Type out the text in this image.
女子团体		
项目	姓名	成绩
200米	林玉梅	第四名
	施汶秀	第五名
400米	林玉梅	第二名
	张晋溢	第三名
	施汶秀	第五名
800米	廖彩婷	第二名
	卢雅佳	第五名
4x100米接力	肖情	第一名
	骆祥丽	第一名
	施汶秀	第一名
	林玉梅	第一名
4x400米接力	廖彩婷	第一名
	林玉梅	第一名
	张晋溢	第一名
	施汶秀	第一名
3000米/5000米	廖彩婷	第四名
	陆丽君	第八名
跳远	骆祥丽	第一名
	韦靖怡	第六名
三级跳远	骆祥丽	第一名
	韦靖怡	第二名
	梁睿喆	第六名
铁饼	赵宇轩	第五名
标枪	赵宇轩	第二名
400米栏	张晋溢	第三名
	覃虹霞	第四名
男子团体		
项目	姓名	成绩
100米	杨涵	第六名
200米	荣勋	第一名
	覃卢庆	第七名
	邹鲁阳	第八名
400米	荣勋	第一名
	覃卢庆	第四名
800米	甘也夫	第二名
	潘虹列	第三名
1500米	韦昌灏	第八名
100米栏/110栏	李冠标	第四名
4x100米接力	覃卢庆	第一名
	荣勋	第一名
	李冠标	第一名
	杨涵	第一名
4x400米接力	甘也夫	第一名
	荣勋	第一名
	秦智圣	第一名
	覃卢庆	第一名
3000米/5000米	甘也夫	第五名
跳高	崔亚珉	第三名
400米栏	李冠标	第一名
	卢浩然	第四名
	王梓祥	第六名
◇ ◇ ◇ ◇ ◇
▸ **Your goal**
Above are the records; retype every one exactly.

▸ **Finished task**
Type out the text in this image.
女子团体		
项目	姓名	成绩
200米	林玉梅	第四名
	施汶秀	第五名
400米	林玉梅	第二名
	张晋溢	第三名
	施汶秀	第五名
800米	廖彩婷	第二名
	卢雅佳	第五名
4x100米接力	肖情	第一名
	骆祥丽	第一名
	施汶秀	第一名
	林玉梅	第一名
4x400米接力	廖彩婷	第一名
	林玉梅	第一名
	张晋溢	第一名
	施汶秀	第一名
3000米/5000米	廖彩婷	第四名
	陆丽君	第八名
跳远	骆祥丽	第一名
	韦靖怡	第六名
三级跳远	骆祥丽	第一名
	韦靖怡	第二名
	梁睿喆	第六名
铁饼	赵宇轩	第五名
标枪	赵宇轩	第二名
400米栏	张晋溢	第三名
	覃虹霞	第四名
男子团体		
项目	姓名	成绩
100米	杨涵	第六名
200米	荣勋	第一名
	覃卢庆	第七名
	邹鲁阳	第八名
400米	荣勋	第一名
	覃卢庆	第四名
800米	甘也夫	第二名
	潘虹列	第三名
1500米	韦昌灏	第八名
100米栏/110栏	李冠标	第四名
4x100米接力	覃卢庆	第一名
	荣勋	第一名
	李冠标	第一名
	杨涵	第一名
4x400米接力	甘也夫	第一名
	荣勋	第一名
	秦智圣	第一名
	覃卢庆	第一名
3000米/5000米	甘也夫	第五名
跳高	崔亚珉	第三名
400米栏	李冠标	第一名
	卢浩然	第四名
	王梓祥	第六名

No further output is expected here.